##### Items #####

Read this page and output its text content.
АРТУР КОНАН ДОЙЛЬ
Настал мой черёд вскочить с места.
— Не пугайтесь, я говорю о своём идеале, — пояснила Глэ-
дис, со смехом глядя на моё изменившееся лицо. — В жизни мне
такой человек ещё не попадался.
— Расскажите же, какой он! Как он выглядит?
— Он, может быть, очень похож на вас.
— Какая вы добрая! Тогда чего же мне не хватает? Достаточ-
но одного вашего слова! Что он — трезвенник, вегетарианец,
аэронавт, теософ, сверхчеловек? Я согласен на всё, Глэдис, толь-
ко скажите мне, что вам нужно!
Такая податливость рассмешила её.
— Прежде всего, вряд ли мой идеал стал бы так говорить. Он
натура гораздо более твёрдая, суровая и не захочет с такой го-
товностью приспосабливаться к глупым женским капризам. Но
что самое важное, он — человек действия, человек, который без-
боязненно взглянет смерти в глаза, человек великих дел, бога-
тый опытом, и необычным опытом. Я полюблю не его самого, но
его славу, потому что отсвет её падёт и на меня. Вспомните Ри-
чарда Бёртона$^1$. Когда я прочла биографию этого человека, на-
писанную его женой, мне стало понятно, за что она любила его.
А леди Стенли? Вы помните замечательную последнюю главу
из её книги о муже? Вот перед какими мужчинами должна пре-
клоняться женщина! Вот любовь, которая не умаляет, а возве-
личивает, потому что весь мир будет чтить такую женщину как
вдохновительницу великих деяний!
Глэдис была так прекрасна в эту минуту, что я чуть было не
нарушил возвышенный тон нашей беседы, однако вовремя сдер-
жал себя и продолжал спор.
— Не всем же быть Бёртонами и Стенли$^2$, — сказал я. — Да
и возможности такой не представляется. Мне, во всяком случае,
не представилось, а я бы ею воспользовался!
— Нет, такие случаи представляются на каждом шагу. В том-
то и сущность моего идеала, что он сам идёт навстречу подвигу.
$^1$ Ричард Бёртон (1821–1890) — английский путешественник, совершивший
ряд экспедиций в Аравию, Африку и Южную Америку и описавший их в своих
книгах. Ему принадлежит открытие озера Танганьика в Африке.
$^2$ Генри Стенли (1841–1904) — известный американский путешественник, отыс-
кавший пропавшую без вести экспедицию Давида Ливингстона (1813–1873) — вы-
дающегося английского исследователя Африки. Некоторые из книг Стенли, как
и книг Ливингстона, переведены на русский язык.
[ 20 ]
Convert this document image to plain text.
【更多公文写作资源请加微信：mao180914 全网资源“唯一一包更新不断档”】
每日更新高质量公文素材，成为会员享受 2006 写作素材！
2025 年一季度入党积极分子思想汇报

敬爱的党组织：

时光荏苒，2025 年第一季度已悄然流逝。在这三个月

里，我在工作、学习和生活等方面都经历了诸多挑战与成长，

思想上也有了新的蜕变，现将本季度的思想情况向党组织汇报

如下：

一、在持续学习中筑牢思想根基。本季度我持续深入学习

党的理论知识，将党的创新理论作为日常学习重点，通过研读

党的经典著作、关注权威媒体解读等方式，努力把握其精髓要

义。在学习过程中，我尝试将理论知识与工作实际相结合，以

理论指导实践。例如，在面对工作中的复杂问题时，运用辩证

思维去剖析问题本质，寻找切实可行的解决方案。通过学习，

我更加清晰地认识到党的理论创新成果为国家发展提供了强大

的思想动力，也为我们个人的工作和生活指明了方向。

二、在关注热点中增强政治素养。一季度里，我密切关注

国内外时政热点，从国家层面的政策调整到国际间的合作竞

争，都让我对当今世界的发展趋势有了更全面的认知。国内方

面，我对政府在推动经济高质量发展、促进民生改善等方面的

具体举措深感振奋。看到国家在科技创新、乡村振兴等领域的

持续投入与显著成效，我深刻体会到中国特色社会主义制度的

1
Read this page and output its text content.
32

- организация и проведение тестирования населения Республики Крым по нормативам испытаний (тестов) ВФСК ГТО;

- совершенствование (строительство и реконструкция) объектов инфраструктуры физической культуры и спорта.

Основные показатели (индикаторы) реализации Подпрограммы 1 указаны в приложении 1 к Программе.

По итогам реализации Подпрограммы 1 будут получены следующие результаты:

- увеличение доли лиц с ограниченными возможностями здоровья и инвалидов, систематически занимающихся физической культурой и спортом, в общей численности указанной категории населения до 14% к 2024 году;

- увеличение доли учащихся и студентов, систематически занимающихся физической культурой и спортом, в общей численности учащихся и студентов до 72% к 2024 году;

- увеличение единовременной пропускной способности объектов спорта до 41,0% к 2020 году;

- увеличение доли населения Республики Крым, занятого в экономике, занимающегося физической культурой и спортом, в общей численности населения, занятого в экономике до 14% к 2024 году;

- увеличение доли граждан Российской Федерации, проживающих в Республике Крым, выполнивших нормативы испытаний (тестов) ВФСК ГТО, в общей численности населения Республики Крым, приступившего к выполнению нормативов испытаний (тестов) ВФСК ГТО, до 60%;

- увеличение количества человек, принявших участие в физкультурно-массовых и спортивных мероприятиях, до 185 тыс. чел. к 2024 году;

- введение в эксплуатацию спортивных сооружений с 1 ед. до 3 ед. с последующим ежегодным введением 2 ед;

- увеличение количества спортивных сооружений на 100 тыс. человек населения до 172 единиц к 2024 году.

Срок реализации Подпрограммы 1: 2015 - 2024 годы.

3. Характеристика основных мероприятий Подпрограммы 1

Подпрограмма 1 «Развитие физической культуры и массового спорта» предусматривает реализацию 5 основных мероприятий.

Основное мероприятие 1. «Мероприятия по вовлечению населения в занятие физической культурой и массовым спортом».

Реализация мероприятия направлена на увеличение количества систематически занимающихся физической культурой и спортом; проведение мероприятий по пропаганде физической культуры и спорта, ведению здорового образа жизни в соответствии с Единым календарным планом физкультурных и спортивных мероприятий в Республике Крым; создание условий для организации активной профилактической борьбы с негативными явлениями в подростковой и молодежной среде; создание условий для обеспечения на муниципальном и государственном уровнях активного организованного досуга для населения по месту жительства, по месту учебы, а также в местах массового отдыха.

#####

__Exercise goal__
Gather, from the listing above, every line carrying the word "ВФСК".

__Worked answer__
- организация и проведение тестирования населения Республики Крым по нормативам испытаний (тестов) ВФСК ГТО;
- увеличение доли граждан Российской Федерации, проживающих в Республике Крым, выполнивших нормативы испытаний (тестов) ВФСК ГТО, в общей численности населения Республики Крым, приступившего к выполнению нормативов испытаний (тестов) ВФСК ГТО, до 60%;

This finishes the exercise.